#### [Data extract]
+ + +

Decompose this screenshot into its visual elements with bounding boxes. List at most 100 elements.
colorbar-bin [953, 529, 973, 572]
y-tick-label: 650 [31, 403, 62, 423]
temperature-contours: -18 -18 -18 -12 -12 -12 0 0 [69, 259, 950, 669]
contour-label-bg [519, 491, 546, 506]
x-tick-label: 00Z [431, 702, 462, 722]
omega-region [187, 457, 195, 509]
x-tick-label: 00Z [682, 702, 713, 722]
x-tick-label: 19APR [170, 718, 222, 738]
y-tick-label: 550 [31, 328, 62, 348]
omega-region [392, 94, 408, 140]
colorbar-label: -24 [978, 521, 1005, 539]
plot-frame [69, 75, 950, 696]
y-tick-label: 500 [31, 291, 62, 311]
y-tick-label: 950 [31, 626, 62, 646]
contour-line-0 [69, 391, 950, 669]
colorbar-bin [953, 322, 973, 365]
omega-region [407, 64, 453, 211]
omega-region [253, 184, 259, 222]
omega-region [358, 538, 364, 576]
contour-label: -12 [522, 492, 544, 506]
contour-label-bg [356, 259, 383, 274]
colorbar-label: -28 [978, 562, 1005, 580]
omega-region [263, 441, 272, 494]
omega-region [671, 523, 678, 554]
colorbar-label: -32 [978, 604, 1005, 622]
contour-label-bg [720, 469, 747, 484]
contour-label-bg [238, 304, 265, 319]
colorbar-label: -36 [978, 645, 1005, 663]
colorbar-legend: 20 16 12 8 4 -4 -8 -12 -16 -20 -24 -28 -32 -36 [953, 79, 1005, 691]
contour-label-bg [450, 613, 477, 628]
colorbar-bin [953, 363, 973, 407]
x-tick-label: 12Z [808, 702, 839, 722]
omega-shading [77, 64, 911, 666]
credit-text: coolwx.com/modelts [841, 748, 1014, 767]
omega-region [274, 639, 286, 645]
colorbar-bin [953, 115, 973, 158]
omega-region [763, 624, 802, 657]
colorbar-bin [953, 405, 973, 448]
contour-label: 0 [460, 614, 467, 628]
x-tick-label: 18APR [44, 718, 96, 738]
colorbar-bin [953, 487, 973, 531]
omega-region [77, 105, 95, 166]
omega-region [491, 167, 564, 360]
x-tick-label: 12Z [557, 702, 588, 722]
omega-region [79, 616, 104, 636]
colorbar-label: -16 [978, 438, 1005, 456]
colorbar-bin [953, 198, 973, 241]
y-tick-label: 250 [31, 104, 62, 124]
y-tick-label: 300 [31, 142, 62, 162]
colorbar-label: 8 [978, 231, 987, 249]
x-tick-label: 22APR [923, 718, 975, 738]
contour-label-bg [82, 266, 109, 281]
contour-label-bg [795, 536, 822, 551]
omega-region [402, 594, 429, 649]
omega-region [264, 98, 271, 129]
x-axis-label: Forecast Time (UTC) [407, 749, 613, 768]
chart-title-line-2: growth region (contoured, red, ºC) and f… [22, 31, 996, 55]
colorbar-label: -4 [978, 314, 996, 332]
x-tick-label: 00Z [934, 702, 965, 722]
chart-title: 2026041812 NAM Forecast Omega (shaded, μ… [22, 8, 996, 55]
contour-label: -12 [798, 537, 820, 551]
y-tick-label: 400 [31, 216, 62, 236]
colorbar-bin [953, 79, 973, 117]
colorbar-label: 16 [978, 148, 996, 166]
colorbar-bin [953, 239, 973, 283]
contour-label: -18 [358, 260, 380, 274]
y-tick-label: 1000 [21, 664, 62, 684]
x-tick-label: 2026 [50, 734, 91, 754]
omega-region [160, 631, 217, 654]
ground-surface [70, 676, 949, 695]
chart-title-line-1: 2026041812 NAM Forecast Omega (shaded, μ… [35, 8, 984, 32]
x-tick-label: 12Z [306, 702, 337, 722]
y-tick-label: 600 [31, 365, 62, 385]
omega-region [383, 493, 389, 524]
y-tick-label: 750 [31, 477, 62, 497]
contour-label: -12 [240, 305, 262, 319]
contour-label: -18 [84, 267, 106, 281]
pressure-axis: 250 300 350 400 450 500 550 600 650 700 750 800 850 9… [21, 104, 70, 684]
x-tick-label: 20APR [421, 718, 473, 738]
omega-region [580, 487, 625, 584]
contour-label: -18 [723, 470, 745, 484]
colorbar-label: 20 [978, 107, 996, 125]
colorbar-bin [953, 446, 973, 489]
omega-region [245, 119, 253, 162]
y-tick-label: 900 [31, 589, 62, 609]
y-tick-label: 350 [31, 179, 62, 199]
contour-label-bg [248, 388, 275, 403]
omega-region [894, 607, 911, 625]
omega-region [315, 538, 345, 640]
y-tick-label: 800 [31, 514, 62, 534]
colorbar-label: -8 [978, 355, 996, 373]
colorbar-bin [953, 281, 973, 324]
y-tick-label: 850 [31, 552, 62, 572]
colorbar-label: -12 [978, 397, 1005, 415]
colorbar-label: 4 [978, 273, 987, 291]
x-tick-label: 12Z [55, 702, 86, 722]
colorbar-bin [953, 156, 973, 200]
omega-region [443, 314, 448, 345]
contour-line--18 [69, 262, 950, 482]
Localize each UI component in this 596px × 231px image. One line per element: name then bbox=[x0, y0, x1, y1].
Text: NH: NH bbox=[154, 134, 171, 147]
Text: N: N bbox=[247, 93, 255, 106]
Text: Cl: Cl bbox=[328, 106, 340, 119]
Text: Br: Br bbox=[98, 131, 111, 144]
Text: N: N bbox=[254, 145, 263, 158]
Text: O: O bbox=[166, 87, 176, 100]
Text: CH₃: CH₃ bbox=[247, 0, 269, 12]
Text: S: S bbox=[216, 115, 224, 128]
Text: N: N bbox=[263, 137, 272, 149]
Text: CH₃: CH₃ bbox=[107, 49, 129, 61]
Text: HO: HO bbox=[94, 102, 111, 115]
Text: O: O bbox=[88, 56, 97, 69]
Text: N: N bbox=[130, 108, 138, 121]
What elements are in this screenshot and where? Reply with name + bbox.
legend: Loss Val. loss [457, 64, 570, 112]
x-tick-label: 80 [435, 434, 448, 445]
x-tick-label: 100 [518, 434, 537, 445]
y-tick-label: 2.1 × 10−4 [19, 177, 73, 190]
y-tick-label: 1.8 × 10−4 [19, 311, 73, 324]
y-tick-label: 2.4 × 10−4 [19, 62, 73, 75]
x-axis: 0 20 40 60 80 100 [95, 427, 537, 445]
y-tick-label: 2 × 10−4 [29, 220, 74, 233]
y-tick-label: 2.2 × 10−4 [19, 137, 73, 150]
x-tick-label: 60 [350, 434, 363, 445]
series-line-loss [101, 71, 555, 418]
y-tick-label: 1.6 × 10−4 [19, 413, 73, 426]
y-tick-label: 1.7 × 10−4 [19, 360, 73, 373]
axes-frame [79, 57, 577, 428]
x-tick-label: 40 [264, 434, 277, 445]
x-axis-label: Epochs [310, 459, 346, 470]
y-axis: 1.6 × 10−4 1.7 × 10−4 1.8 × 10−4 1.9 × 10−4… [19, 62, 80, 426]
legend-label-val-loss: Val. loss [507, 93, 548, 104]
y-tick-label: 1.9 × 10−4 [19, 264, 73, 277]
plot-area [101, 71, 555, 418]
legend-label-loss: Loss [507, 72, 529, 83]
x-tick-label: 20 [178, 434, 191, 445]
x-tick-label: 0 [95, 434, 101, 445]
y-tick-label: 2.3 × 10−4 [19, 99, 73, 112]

+ + +

Rewrite all the entries above with "contour-label-background" substituted for every occurrence of "contour-label-bg", changing nothing else.

Decompose this screenshot into its visual elements with bounding boxes. List at most 100 elements.
colorbar-bin [953, 529, 973, 572]
y-tick-label: 650 [31, 403, 62, 423]
temperature-contours: -18 -18 -18 -12 -12 -12 0 0 [69, 259, 950, 669]
contour-label-background [519, 491, 546, 506]
x-tick-label: 00Z [431, 702, 462, 722]
omega-region [187, 457, 195, 509]
x-tick-label: 00Z [682, 702, 713, 722]
x-tick-label: 19APR [170, 718, 222, 738]
y-tick-label: 550 [31, 328, 62, 348]
omega-region [392, 94, 408, 140]
colorbar-label: -24 [978, 521, 1005, 539]
plot-frame [69, 75, 950, 696]
y-tick-label: 500 [31, 291, 62, 311]
y-tick-label: 950 [31, 626, 62, 646]
contour-line-0 [69, 391, 950, 669]
colorbar-bin [953, 322, 973, 365]
omega-region [407, 64, 453, 211]
omega-region [253, 184, 259, 222]
omega-region [358, 538, 364, 576]
contour-label: -12 [522, 492, 544, 506]
contour-label-background [356, 259, 383, 274]
colorbar-label: -28 [978, 562, 1005, 580]
omega-region [263, 441, 272, 494]
omega-region [671, 523, 678, 554]
colorbar-label: -32 [978, 604, 1005, 622]
contour-label-background [720, 469, 747, 484]
contour-label-background [238, 304, 265, 319]
colorbar-label: -36 [978, 645, 1005, 663]
colorbar-legend: 20 16 12 8 4 -4 -8 -12 -16 -20 -24 -28 -32 -36 [953, 79, 1005, 691]
contour-label-background [450, 613, 477, 628]
colorbar-bin [953, 363, 973, 407]
x-tick-label: 12Z [808, 702, 839, 722]
omega-shading [77, 64, 911, 666]
credit-text: coolwx.com/modelts [841, 748, 1014, 767]
omega-region [274, 639, 286, 645]
colorbar-bin [953, 115, 973, 158]
omega-region [763, 624, 802, 657]
colorbar-bin [953, 405, 973, 448]
contour-label: 0 [460, 614, 467, 628]
x-tick-label: 18APR [44, 718, 96, 738]
colorbar-bin [953, 487, 973, 531]
omega-region [77, 105, 95, 166]
omega-region [491, 167, 564, 360]
x-tick-label: 12Z [557, 702, 588, 722]
omega-region [79, 616, 104, 636]
colorbar-label: -16 [978, 438, 1005, 456]
colorbar-bin [953, 198, 973, 241]
y-tick-label: 250 [31, 104, 62, 124]
y-tick-label: 300 [31, 142, 62, 162]
colorbar-label: 8 [978, 231, 987, 249]
x-tick-label: 22APR [923, 718, 975, 738]
contour-label-background [82, 266, 109, 281]
contour-label-background [795, 536, 822, 551]
omega-region [402, 594, 429, 649]
omega-region [264, 98, 271, 129]
x-axis-label: Forecast Time (UTC) [407, 749, 613, 768]
chart-title-line-2: growth region (contoured, red, ºC) and f… [22, 31, 996, 55]
colorbar-label: -4 [978, 314, 996, 332]
x-tick-label: 00Z [934, 702, 965, 722]
chart-title: 2026041812 NAM Forecast Omega (shaded, μ… [22, 8, 996, 55]
contour-label: -12 [798, 537, 820, 551]
y-tick-label: 400 [31, 216, 62, 236]
colorbar-bin [953, 79, 973, 117]
colorbar-label: 16 [978, 148, 996, 166]
colorbar-bin [953, 239, 973, 283]
contour-label: -18 [358, 260, 380, 274]
y-tick-label: 1000 [21, 664, 62, 684]
x-tick-label: 2026 [50, 734, 91, 754]
omega-region [160, 631, 217, 654]
ground-surface [70, 676, 949, 695]
chart-title-line-1: 2026041812 NAM Forecast Omega (shaded, μ… [35, 8, 984, 32]
x-tick-label: 12Z [306, 702, 337, 722]
y-tick-label: 600 [31, 365, 62, 385]
omega-region [383, 493, 389, 524]
y-tick-label: 750 [31, 477, 62, 497]
contour-label: -12 [240, 305, 262, 319]
contour-label: -18 [84, 267, 106, 281]
pressure-axis: 250 300 350 400 450 500 550 600 650 700 750 800 850 9… [21, 104, 70, 684]
x-tick-label: 20APR [421, 718, 473, 738]
omega-region [580, 487, 625, 584]
contour-label: -18 [723, 470, 745, 484]
colorbar-label: 20 [978, 107, 996, 125]
colorbar-bin [953, 446, 973, 489]
omega-region [245, 119, 253, 162]
y-tick-label: 900 [31, 589, 62, 609]
y-tick-label: 350 [31, 179, 62, 199]
contour-label-background [248, 388, 275, 403]
omega-region [894, 607, 911, 625]
omega-region [315, 538, 345, 640]
y-tick-label: 800 [31, 514, 62, 534]
colorbar-label: -8 [978, 355, 996, 373]
colorbar-bin [953, 281, 973, 324]
y-tick-label: 850 [31, 552, 62, 572]
colorbar-label: -12 [978, 397, 1005, 415]
colorbar-label: 4 [978, 273, 987, 291]
x-tick-label: 12Z [55, 702, 86, 722]
colorbar-bin [953, 156, 973, 200]
omega-region [443, 314, 448, 345]
contour-line--18 [69, 262, 950, 482]
Localize each UI component in this 596px × 231px image. One line per element: name then bbox=[x0, y0, x1, y1].
Text: NH: NH bbox=[154, 134, 171, 147]
Text: N: N bbox=[247, 93, 255, 106]
Text: Cl: Cl bbox=[328, 106, 340, 119]
Text: Br: Br bbox=[98, 131, 111, 144]
Text: N: N bbox=[254, 145, 263, 158]
Text: O: O bbox=[166, 87, 176, 100]
Text: CH₃: CH₃ bbox=[247, 0, 269, 12]
Text: S: S bbox=[216, 115, 224, 128]
Text: N: N bbox=[263, 137, 272, 149]
Text: CH₃: CH₃ bbox=[107, 49, 129, 61]
Text: HO: HO bbox=[94, 102, 111, 115]
Text: O: O bbox=[88, 56, 97, 69]
Text: N: N bbox=[130, 108, 138, 121]
What elements are in this screenshot and where? Reply with name + bbox.
legend: Loss Val. loss [457, 64, 570, 112]
x-tick-label: 80 [435, 434, 448, 445]
x-tick-label: 100 [518, 434, 537, 445]
y-tick-label: 2.1 × 10−4 [19, 177, 73, 190]
y-tick-label: 1.8 × 10−4 [19, 311, 73, 324]
y-tick-label: 2.4 × 10−4 [19, 62, 73, 75]
x-axis: 0 20 40 60 80 100 [95, 427, 537, 445]
y-tick-label: 2 × 10−4 [29, 220, 74, 233]
y-tick-label: 2.2 × 10−4 [19, 137, 73, 150]
x-tick-label: 60 [350, 434, 363, 445]
series-line-loss [101, 71, 555, 418]
y-tick-label: 1.6 × 10−4 [19, 413, 73, 426]
y-tick-label: 1.7 × 10−4 [19, 360, 73, 373]
axes-frame [79, 57, 577, 428]
x-tick-label: 40 [264, 434, 277, 445]
x-axis-label: Epochs [310, 459, 346, 470]
y-axis: 1.6 × 10−4 1.7 × 10−4 1.8 × 10−4 1.9 × 10−4… [19, 62, 80, 426]
legend-label-val-loss: Val. loss [507, 93, 548, 104]
y-tick-label: 1.9 × 10−4 [19, 264, 73, 277]
plot-area [101, 71, 555, 418]
legend-label-loss: Loss [507, 72, 529, 83]
x-tick-label: 20 [178, 434, 191, 445]
x-tick-label: 0 [95, 434, 101, 445]
y-tick-label: 2.3 × 10−4 [19, 99, 73, 112]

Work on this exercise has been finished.